Figure record listings
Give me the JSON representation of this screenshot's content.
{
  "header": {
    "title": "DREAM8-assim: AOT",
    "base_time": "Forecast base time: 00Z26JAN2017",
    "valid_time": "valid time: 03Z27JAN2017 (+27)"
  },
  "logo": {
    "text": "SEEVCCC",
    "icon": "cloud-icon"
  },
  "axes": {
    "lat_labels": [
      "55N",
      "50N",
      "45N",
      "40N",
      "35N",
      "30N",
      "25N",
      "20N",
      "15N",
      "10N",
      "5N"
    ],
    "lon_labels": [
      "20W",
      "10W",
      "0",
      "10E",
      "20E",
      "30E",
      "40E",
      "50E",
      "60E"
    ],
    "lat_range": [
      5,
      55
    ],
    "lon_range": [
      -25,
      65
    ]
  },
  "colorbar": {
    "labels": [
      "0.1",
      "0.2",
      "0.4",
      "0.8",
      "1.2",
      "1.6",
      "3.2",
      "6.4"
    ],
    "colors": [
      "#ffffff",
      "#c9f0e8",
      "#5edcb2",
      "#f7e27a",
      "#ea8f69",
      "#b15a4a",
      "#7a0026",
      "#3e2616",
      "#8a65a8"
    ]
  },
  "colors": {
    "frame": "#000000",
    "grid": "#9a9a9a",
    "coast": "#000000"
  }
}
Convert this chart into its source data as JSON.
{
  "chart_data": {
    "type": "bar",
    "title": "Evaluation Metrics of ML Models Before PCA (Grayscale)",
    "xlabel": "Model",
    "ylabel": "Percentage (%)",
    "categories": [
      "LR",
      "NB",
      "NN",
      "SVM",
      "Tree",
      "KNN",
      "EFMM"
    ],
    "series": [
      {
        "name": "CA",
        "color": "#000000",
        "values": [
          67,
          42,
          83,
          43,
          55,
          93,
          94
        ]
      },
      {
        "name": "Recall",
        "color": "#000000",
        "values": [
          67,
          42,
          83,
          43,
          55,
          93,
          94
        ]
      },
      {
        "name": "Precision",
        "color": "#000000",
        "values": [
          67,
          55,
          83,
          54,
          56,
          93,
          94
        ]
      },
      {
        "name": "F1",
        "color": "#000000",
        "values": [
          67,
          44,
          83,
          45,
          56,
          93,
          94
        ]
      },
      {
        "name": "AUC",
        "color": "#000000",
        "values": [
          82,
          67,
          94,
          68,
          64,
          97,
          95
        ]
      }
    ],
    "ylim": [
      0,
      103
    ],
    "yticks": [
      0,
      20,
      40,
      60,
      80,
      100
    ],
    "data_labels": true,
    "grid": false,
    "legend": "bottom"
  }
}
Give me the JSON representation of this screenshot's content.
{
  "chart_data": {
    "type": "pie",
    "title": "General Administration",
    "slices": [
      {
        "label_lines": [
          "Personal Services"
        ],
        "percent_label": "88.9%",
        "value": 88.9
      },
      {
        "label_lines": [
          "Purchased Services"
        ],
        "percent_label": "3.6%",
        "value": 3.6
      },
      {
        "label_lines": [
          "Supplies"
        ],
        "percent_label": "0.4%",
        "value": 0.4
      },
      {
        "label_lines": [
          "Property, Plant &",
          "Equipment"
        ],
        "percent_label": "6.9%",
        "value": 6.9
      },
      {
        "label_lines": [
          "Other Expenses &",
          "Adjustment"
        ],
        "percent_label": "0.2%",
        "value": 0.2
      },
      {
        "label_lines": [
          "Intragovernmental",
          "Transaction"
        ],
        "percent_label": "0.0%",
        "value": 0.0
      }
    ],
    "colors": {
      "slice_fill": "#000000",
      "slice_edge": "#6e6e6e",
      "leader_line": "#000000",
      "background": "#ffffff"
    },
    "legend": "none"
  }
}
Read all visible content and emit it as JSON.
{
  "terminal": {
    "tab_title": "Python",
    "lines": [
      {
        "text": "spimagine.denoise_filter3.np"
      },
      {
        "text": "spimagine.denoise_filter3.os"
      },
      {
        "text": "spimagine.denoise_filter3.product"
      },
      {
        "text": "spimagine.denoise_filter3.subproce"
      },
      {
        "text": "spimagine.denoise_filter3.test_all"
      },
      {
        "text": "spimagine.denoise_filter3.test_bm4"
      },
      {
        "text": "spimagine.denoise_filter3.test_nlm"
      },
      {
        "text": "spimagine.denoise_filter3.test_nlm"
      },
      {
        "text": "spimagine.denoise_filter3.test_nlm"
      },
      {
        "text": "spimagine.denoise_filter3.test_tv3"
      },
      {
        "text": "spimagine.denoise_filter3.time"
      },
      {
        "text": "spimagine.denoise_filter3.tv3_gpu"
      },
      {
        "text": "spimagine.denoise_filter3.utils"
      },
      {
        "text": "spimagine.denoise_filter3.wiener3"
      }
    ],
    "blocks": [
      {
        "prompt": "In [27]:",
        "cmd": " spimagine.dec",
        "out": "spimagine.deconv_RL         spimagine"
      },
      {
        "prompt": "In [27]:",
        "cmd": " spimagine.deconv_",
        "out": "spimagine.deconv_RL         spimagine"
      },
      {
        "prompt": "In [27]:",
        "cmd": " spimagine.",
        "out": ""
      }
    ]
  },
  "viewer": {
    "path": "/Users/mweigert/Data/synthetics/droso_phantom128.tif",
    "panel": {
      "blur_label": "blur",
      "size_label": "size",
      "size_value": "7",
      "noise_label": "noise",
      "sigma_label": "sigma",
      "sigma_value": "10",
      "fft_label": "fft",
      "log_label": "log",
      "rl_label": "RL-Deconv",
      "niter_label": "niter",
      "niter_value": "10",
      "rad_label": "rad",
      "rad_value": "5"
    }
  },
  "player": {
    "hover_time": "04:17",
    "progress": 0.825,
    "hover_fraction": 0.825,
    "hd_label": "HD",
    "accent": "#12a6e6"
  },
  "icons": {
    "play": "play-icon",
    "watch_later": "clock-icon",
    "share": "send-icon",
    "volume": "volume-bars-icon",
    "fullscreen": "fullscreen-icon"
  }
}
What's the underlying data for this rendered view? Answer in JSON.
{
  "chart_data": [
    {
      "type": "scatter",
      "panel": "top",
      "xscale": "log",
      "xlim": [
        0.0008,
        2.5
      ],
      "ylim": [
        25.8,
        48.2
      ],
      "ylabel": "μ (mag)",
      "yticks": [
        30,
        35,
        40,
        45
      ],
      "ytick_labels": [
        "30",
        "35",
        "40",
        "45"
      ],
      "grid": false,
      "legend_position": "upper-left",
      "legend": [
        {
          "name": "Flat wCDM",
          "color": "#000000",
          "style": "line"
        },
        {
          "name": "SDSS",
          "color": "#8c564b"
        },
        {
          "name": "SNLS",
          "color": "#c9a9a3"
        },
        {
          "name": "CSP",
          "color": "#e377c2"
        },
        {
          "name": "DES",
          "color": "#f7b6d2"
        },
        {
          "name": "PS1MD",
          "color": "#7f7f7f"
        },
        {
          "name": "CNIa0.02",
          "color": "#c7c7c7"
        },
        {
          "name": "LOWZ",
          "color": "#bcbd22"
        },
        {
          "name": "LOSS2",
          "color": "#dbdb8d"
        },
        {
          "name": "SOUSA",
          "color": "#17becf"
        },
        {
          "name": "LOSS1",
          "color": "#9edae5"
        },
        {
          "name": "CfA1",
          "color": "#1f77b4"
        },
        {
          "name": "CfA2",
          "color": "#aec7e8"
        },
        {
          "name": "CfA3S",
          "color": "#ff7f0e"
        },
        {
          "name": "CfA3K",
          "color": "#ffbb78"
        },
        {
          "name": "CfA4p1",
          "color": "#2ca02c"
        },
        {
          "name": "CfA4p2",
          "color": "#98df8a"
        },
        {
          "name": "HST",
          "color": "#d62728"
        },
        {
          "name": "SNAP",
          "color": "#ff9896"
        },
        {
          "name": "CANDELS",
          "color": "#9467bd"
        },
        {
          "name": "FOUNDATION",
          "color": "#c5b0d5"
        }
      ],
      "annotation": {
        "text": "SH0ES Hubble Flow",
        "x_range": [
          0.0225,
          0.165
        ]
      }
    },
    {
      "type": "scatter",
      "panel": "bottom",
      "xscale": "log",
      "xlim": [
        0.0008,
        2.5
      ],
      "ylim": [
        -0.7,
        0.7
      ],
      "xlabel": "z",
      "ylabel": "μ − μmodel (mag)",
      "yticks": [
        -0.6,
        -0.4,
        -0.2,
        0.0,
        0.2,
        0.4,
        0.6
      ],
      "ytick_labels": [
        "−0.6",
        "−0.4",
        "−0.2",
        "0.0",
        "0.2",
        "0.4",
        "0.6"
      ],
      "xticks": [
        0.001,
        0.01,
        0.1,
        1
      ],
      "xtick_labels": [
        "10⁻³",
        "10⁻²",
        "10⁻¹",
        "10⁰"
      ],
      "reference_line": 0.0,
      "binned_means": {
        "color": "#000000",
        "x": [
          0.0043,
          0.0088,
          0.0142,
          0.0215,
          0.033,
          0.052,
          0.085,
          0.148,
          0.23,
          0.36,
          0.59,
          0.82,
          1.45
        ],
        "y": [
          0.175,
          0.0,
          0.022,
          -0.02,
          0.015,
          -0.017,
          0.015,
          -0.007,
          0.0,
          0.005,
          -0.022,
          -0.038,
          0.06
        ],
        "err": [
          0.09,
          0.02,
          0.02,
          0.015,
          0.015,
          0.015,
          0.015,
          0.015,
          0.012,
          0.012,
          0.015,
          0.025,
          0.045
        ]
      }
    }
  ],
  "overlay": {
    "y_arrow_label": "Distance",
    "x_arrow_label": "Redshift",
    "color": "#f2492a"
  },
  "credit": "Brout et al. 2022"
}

#### [Your goal]
Which lines hold the word "this"? Copy each of them from the records.

#### [Solution to the problem]
Give me the JSON representation of this screenshot's content.
Convert this chart into its source data as JSON.
Give me the JSON representation of this screenshot's content.
What's the underlying data for this rendered view? Answer in JSON.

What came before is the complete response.